> **Requirements**
Output every line of the material exactly, omitting images.

(Records from a collection of figures)
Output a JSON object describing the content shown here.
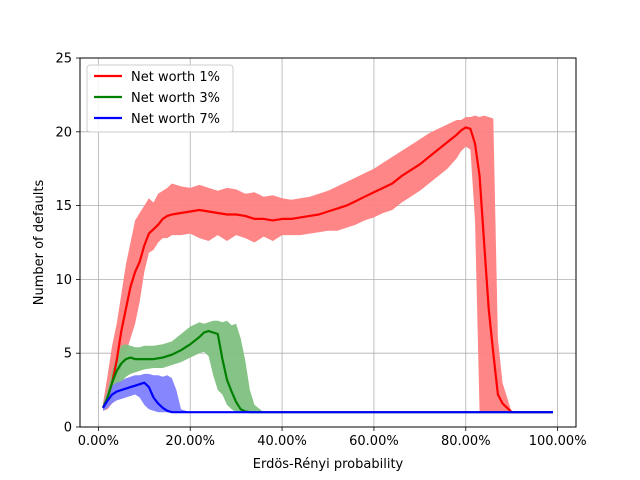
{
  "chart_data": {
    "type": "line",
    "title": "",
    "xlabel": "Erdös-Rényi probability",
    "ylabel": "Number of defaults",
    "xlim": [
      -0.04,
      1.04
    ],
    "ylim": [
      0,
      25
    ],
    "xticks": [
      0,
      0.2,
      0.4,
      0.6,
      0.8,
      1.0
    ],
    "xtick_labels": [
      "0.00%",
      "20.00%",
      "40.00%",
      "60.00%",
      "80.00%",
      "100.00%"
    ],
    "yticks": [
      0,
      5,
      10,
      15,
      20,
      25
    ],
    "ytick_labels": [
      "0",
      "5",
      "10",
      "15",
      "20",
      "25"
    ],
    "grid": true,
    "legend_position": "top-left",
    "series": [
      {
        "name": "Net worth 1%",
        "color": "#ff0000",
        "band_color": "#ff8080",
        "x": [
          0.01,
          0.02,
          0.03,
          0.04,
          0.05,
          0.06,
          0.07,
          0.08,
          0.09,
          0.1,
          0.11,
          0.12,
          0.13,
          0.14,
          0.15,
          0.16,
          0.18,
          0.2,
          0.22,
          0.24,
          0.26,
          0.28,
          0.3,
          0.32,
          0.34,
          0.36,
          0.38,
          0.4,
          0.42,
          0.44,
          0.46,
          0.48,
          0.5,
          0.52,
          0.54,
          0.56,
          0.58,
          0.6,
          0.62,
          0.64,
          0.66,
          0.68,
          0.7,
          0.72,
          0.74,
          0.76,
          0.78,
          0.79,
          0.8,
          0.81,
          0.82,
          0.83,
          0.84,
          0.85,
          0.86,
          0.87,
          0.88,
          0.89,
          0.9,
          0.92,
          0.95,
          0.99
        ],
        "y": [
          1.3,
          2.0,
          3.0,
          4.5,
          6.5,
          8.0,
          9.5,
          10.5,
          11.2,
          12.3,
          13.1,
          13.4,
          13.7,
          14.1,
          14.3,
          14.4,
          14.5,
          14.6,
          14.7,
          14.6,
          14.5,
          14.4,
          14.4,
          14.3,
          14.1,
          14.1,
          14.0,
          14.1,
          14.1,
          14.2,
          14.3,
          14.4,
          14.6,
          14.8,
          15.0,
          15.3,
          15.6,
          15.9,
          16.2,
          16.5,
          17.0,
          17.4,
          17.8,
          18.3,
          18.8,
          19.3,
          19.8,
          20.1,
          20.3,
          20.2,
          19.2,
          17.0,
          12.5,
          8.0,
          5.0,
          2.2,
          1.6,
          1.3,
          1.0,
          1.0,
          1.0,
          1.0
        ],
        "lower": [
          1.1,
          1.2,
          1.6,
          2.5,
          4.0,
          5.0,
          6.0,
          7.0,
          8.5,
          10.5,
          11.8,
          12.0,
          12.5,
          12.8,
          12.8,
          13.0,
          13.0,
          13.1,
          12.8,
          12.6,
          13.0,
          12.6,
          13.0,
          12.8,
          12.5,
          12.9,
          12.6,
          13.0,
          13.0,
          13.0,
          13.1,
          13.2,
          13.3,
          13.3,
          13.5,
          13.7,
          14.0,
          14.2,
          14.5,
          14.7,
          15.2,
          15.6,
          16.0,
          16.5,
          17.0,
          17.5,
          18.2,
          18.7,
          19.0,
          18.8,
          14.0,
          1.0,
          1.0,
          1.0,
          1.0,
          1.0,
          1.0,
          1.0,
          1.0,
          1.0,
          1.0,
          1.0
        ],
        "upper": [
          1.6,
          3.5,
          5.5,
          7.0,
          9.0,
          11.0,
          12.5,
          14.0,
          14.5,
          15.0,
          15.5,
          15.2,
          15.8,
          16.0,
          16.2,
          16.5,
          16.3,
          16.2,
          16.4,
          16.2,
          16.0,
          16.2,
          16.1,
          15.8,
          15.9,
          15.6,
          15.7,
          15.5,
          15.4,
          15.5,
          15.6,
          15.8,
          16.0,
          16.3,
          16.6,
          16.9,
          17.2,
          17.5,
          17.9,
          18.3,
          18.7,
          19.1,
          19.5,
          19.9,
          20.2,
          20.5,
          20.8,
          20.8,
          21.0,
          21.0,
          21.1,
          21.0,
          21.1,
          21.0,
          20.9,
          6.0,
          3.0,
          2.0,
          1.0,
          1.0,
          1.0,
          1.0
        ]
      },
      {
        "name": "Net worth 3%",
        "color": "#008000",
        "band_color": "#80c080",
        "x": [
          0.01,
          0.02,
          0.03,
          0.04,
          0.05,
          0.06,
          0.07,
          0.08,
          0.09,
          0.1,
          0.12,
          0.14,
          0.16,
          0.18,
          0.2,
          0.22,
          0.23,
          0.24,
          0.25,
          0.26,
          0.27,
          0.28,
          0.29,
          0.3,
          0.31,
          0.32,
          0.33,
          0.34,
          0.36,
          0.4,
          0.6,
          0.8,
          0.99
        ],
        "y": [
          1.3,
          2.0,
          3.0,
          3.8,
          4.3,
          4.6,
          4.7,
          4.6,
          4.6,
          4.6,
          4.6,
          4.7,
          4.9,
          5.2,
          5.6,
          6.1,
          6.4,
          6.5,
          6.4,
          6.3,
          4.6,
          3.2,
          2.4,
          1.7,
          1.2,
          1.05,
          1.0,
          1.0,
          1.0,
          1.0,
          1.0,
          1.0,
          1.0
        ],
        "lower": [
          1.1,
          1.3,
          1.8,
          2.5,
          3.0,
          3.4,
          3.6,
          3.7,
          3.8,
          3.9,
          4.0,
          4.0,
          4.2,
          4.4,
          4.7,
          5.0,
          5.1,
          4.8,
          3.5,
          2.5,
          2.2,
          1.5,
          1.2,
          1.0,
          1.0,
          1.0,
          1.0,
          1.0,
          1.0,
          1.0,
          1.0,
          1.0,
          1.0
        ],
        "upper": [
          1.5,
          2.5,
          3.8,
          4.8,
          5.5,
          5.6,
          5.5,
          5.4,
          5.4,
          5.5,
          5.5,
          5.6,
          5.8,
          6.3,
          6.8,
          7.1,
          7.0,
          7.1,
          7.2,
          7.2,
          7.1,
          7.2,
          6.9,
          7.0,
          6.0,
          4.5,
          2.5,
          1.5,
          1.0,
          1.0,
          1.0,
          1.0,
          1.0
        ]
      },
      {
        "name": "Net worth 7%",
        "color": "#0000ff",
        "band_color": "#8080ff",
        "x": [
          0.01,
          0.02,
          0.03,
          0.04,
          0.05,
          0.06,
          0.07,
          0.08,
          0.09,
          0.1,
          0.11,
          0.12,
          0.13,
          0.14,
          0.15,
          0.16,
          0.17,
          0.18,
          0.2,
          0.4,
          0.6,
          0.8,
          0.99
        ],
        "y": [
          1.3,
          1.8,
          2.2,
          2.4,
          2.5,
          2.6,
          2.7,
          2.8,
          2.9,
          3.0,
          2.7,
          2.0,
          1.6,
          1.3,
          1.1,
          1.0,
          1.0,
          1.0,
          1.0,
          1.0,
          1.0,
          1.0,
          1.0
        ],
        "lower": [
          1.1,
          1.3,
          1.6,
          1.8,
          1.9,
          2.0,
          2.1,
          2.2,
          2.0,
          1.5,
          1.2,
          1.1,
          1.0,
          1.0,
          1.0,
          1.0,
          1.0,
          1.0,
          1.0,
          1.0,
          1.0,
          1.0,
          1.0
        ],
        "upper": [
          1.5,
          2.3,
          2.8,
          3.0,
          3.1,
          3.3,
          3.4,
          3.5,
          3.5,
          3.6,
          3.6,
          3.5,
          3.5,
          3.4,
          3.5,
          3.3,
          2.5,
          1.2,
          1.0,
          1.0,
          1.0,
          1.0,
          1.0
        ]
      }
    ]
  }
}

> **Result of this task**
Output a JSON object describing the content shown here.
{
  "chart_data": {
    "type": "line",
    "title": "",
    "xlabel": "Erdös-Rényi probability",
    "ylabel": "Number of defaults",
    "xlim": [
      -0.04,
      1.04
    ],
    "ylim": [
      0,
      25
    ],
    "xticks": [
      0,
      0.2,
      0.4,
      0.6,
      0.8,
      1.0
    ],
    "xtick_labels": [
      "0.00%",
      "20.00%",
      "40.00%",
      "60.00%",
      "80.00%",
      "100.00%"
    ],
    "yticks": [
      0,
      5,
      10,
      15,
      20,
      25
    ],
    "ytick_labels": [
      "0",
      "5",
      "10",
      "15",
      "20",
      "25"
    ],
    "grid": true,
    "legend_position": "top-left",
    "series": [
      {
        "name": "Net worth 1%",
        "color": "#ff0000",
        "band_color": "#ff8080",
        "x": [
          0.01,
          0.02,
          0.03,
          0.04,
          0.05,
          0.06,
          0.07,
          0.08,
          0.09,
          0.1,
          0.11,
          0.12,
          0.13,
          0.14,
          0.15,
          0.16,
          0.18,
          0.2,
          0.22,
          0.24,
          0.26,
          0.28,
          0.3,
          0.32,
          0.34,
          0.36,
          0.38,
          0.4,
          0.42,
          0.44,
          0.46,
          0.48,
          0.5,
          0.52,
          0.54,
          0.56,
          0.58,
          0.6,
          0.62,
          0.64,
          0.66,
          0.68,
          0.7,
          0.72,
          0.74,
          0.76,
          0.78,
          0.79,
          0.8,
          0.81,
          0.82,
          0.83,
          0.84,
          0.85,
          0.86,
          0.87,
          0.88,
          0.89,
          0.9,
          0.92,
          0.95,
          0.99
        ],
        "y": [
          1.3,
          2.0,
          3.0,
          4.5,
          6.5,
          8.0,
          9.5,
          10.5,
          11.2,
          12.3,
          13.1,
          13.4,
          13.7,
          14.1,
          14.3,
          14.4,
          14.5,
          14.6,
          14.7,
          14.6,
          14.5,
          14.4,
          14.4,
          14.3,
          14.1,
          14.1,
          14.0,
          14.1,
          14.1,
          14.2,
          14.3,
          14.4,
          14.6,
          14.8,
          15.0,
          15.3,
          15.6,
          15.9,
          16.2,
          16.5,
          17.0,
          17.4,
          17.8,
          18.3,
          18.8,
          19.3,
          19.8,
          20.1,
          20.3,
          20.2,
          19.2,
          17.0,
          12.5,
          8.0,
          5.0,
          2.2,
          1.6,
          1.3,
          1.0,
          1.0,
          1.0,
          1.0
        ],
        "lower": [
          1.1,
          1.2,
          1.6,
          2.5,
          4.0,
          5.0,
          6.0,
          7.0,
          8.5,
          10.5,
          11.8,
          12.0,
          12.5,
          12.8,
          12.8,
          13.0,
          13.0,
          13.1,
          12.8,
          12.6,
          13.0,
          12.6,
          13.0,
          12.8,
          12.5,
          12.9,
          12.6,
          13.0,
          13.0,
          13.0,
          13.1,
          13.2,
          13.3,
          13.3,
          13.5,
          13.7,
          14.0,
          14.2,
          14.5,
          14.7,
          15.2,
          15.6,
          16.0,
          16.5,
          17.0,
          17.5,
          18.2,
          18.7,
          19.0,
          18.8,
          14.0,
          1.0,
          1.0,
          1.0,
          1.0,
          1.0,
          1.0,
          1.0,
          1.0,
          1.0,
          1.0,
          1.0
        ],
        "upper": [
          1.6,
          3.5,
          5.5,
          7.0,
          9.0,
          11.0,
          12.5,
          14.0,
          14.5,
          15.0,
          15.5,
          15.2,
          15.8,
          16.0,
          16.2,
          16.5,
          16.3,
          16.2,
          16.4,
          16.2,
          16.0,
          16.2,
          16.1,
          15.8,
          15.9,
          15.6,
          15.7,
          15.5,
          15.4,
          15.5,
          15.6,
          15.8,
          16.0,
          16.3,
          16.6,
          16.9,
          17.2,
          17.5,
          17.9,
          18.3,
          18.7,
          19.1,
          19.5,
          19.9,
          20.2,
          20.5,
          20.8,
          20.8,
          21.0,
          21.0,
          21.1,
          21.0,
          21.1,
          21.0,
          20.9,
          6.0,
          3.0,
          2.0,
          1.0,
          1.0,
          1.0,
          1.0
        ]
      },
      {
        "name": "Net worth 3%",
        "color": "#008000",
        "band_color": "#80c080",
        "x": [
          0.01,
          0.02,
          0.03,
          0.04,
          0.05,
          0.06,
          0.07,
          0.08,
          0.09,
          0.1,
          0.12,
          0.14,
          0.16,
          0.18,
          0.2,
          0.22,
          0.23,
          0.24,
          0.25,
          0.26,
          0.27,
          0.28,
          0.29,
          0.3,
          0.31,
          0.32,
          0.33,
          0.34,
          0.36,
          0.4,
          0.6,
          0.8,
          0.99
        ],
        "y": [
          1.3,
          2.0,
          3.0,
          3.8,
          4.3,
          4.6,
          4.7,
          4.6,
          4.6,
          4.6,
          4.6,
          4.7,
          4.9,
          5.2,
          5.6,
          6.1,
          6.4,
          6.5,
          6.4,
          6.3,
          4.6,
          3.2,
          2.4,
          1.7,
          1.2,
          1.05,
          1.0,
          1.0,
          1.0,
          1.0,
          1.0,
          1.0,
          1.0
        ],
        "lower": [
          1.1,
          1.3,
          1.8,
          2.5,
          3.0,
          3.4,
          3.6,
          3.7,
          3.8,
          3.9,
          4.0,
          4.0,
          4.2,
          4.4,
          4.7,
          5.0,
          5.1,
          4.8,
          3.5,
          2.5,
          2.2,
          1.5,
          1.2,
          1.0,
          1.0,
          1.0,
          1.0,
          1.0,
          1.0,
          1.0,
          1.0,
          1.0,
          1.0
        ],
        "upper": [
          1.5,
          2.5,
          3.8,
          4.8,
          5.5,
          5.6,
          5.5,
          5.4,
          5.4,
          5.5,
          5.5,
          5.6,
          5.8,
          6.3,
          6.8,
          7.1,
          7.0,
          7.1,
          7.2,
          7.2,
          7.1,
          7.2,
          6.9,
          7.0,
          6.0,
          4.5,
          2.5,
          1.5,
          1.0,
          1.0,
          1.0,
          1.0,
          1.0
        ]
      },
      {
        "name": "Net worth 7%",
        "color": "#0000ff",
        "band_color": "#8080ff",
        "x": [
          0.01,
          0.02,
          0.03,
          0.04,
          0.05,
          0.06,
          0.07,
          0.08,
          0.09,
          0.1,
          0.11,
          0.12,
          0.13,
          0.14,
          0.15,
          0.16,
          0.17,
          0.18,
          0.2,
          0.4,
          0.6,
          0.8,
          0.99
        ],
        "y": [
          1.3,
          1.8,
          2.2,
          2.4,
          2.5,
          2.6,
          2.7,
          2.8,
          2.9,
          3.0,
          2.7,
          2.0,
          1.6,
          1.3,
          1.1,
          1.0,
          1.0,
          1.0,
          1.0,
          1.0,
          1.0,
          1.0,
          1.0
        ],
        "lower": [
          1.1,
          1.3,
          1.6,
          1.8,
          1.9,
          2.0,
          2.1,
          2.2,
          2.0,
          1.5,
          1.2,
          1.1,
          1.0,
          1.0,
          1.0,
          1.0,
          1.0,
          1.0,
          1.0,
          1.0,
          1.0,
          1.0,
          1.0
        ],
        "upper": [
          1.5,
          2.3,
          2.8,
          3.0,
          3.1,
          3.3,
          3.4,
          3.5,
          3.5,
          3.6,
          3.6,
          3.5,
          3.5,
          3.4,
          3.5,
          3.3,
          2.5,
          1.2,
          1.0,
          1.0,
          1.0,
          1.0,
          1.0
        ]
      }
    ]
  }
}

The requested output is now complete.